— START OF Available data —

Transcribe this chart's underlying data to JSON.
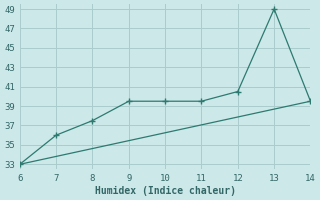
{
  "xlabel": "Humidex (Indice chaleur)",
  "background_color": "#cce8e8",
  "grid_color": "#aacccc",
  "line_color": "#2d7a70",
  "xlim": [
    6,
    14
  ],
  "ylim": [
    33,
    49
  ],
  "xticks": [
    6,
    7,
    8,
    9,
    10,
    11,
    12,
    13,
    14
  ],
  "yticks": [
    33,
    35,
    37,
    39,
    41,
    43,
    45,
    47,
    49
  ],
  "line1_x": [
    6,
    7,
    8,
    9,
    10,
    11,
    12,
    13,
    14
  ],
  "line1_y": [
    33,
    36,
    37.5,
    39.5,
    39.5,
    39.5,
    40.5,
    49,
    39.5
  ],
  "line2_x": [
    6,
    14
  ],
  "line2_y": [
    33,
    39.5
  ]
}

— END OF Available data —

▶ **Written instruction**
Repeat the data above exactly, but not the pictures.

▶ **Reply**
Transcribe this chart's underlying data to JSON.
{
  "xlabel": "Humidex (Indice chaleur)",
  "background_color": "#cce8e8",
  "grid_color": "#aacccc",
  "line_color": "#2d7a70",
  "xlim": [
    6,
    14
  ],
  "ylim": [
    33,
    49
  ],
  "xticks": [
    6,
    7,
    8,
    9,
    10,
    11,
    12,
    13,
    14
  ],
  "yticks": [
    33,
    35,
    37,
    39,
    41,
    43,
    45,
    47,
    49
  ],
  "line1_x": [
    6,
    7,
    8,
    9,
    10,
    11,
    12,
    13,
    14
  ],
  "line1_y": [
    33,
    36,
    37.5,
    39.5,
    39.5,
    39.5,
    40.5,
    49,
    39.5
  ],
  "line2_x": [
    6,
    14
  ],
  "line2_y": [
    33,
    39.5
  ]
}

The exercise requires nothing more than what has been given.